# start of Data for this task
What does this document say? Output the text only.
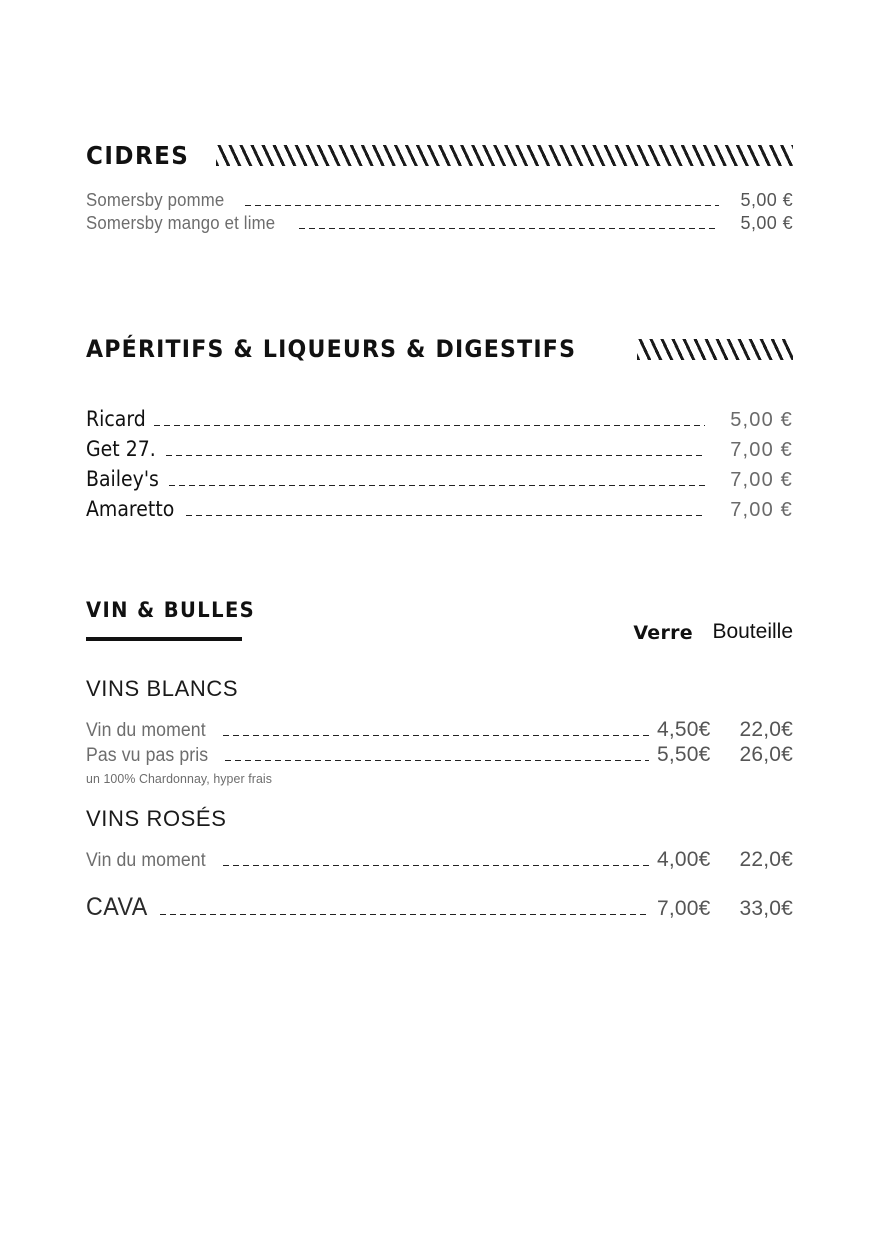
CIDRES
Somersby pomme	5,00 €
Somersby mango et lime	5,00 €
APÉRITIFS & LIQUEURS & DIGESTIFS
Ricard	5,00 €
Get 27.	7,00 €
Bailey's	7,00 €
Amaretto	7,00 €
VIN & BULLES
Verre Bouteille
VINS BLANCS
Vin du moment	4,50€	22,0€
Pas vu pas pris	5,50€	26,0€
un 100% Chardonnay, hyper frais
VINS ROSÉS
Vin du moment	4,00€	22,0€
CAVA	7,00€	33,0€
# end of Data for this task
*Written instruction*: Reproduce every line above as written, skipping pictures.

*Answer to this exercise*:
What does this document say? Output the text only.
CIDRES
Somersby pomme	5,00 €
Somersby mango et lime	5,00 €
APÉRITIFS & LIQUEURS & DIGESTIFS
Ricard	5,00 €
Get 27.	7,00 €
Bailey's	7,00 €
Amaretto	7,00 €
VIN & BULLES
Verre Bouteille
VINS BLANCS
Vin du moment	4,50€	22,0€
Pas vu pas pris	5,50€	26,0€
un 100% Chardonnay, hyper frais
VINS ROSÉS
Vin du moment	4,00€	22,0€
CAVA	7,00€	33,0€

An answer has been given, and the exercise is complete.